Passage -
Te Urewera the Tuhoe Homeland

----------


## The Rifleman

It's great that Tuhoe can have a say in what happens in their historical area/whenua.  I think they will do right by us all as hunters (Maori, European, Pakeha or however you prefer to define yourself). They know first hand the significance and value of deer, pigs, possum etc living in their rohe (area). What I can't quite work out is the haphazard manner in which the governance transition is being rolled out. Why has DOC stopped issuing permits before another system was ready to roll? Who made that call? The newspaper article would, in its alarmist tone, suggest that Tuhoe did. But it would have been pretty obvious that this would cause alarm and discord amongst the hunting fraternity. If DOC/the Government have made this decision without giving Tuhoe time to set up an alternative then I would say shame on them. If it was a Tuhoe call then I think they should have asked DOC to give them time to put something in place before literally telling hunters you can't hunt there.

----------


## outinabout

> Good on them it is there land ,it will still be hunted by NZers in which in the near future we may or may not be charged for the permits ,nothing wrong with user pays ..


That is bullshit. That is were it all starts. Hunting  for the wealthy only?? what happens when you cant get a permit because you dont have the cash that an overseas tourist has for his little hunting safari?? Think this will be the last national park claim do you?  dangerous path mark my words.

What you will do -
1: In the Te Urewera thread, what has DOC stopped doing, according to the post by The Rifleman?
2: Write the next post in the Te Urewera thread, picking up after its final reply.

Dataset content -
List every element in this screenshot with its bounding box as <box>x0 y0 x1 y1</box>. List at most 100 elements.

Per-task outputs -
1: DOC has stopped issuing hunting permits before another system was ready.

2:
----------


## NZHTR

[QUOTE=outinabout;304031]That is bullshit. That is were it all starts. Hunting  for the wealthy only?? what happens when you cant get a permit because you dont have the cash that an overseas tourist has for his little hunting safari?? Think this will be the last national park claim do you?  dangerous path mark my words.[/QUOT 
 Lol sorry you've lost a few acres mate ,ill wait and see what the outcome is before i blow my foo foo valve .

----------


## phillipgr

It is frustrating that the transition between DOC permits and those issued by the board hasn't been done in a seamless way, but for me, I will reserve all judgement on this until the new permits actually come out.  No point in getting ahead of yourself.

----------


## kiwijames

> That is bullshit. That is were it all starts. Hunting  for the wealthy only?? what happens when you cant get a permit because you dont have the cash that an overseas tourist has for his little hunting safari?? Think this will be the last national park claim do you?  dangerous path mark my words.


Find yourself a nice girl from Murupara or Taneatua and join the whanau. Problem sorted

----------


## BobGibson

Below is a cut/paste from Tuhoe Website. I would strongly advise we all sit back and wait until the system is working.
I also think Riflemans input was very relevant 



HUNTING PERMITS FOR TE UREWERA ARE CURRENTLY UNAVAILABLE.

The Te Urewera Act requires hunters to obtain a permit to carry a rifle or take pigdogs into Te Urewera.  New rifle and pigdog permits are being designed that reflects the new Te Urewera and the principles of the new Act, the safety of the hunter, visitors and the environment.  At this time it is not known when that process will be completed. When done the new permit will be located on this website (except for pigdog permits, which must be obtained in person) and can be accessed from any computer. Permits previously issued by DOC are no longer valid. Fishing licences will continue to be provided by Fish and Game.



ACCESS INTO TE UREWERA WILL CONTINUE TO BE FREELY AVAILABLE.

----------


## Toby

They could have picked a better title for the article then tuhoe banish hunters. Makes it sound worse then it is

----------


## JoshC

> That is bullshit. That is were it all starts. Hunting  for the wealthy only?? what happens when you cant get a permit because you dont have the cash that an overseas tourist has for his little hunting safari?? Think this will be the last national park claim do you?  dangerous path mark my words.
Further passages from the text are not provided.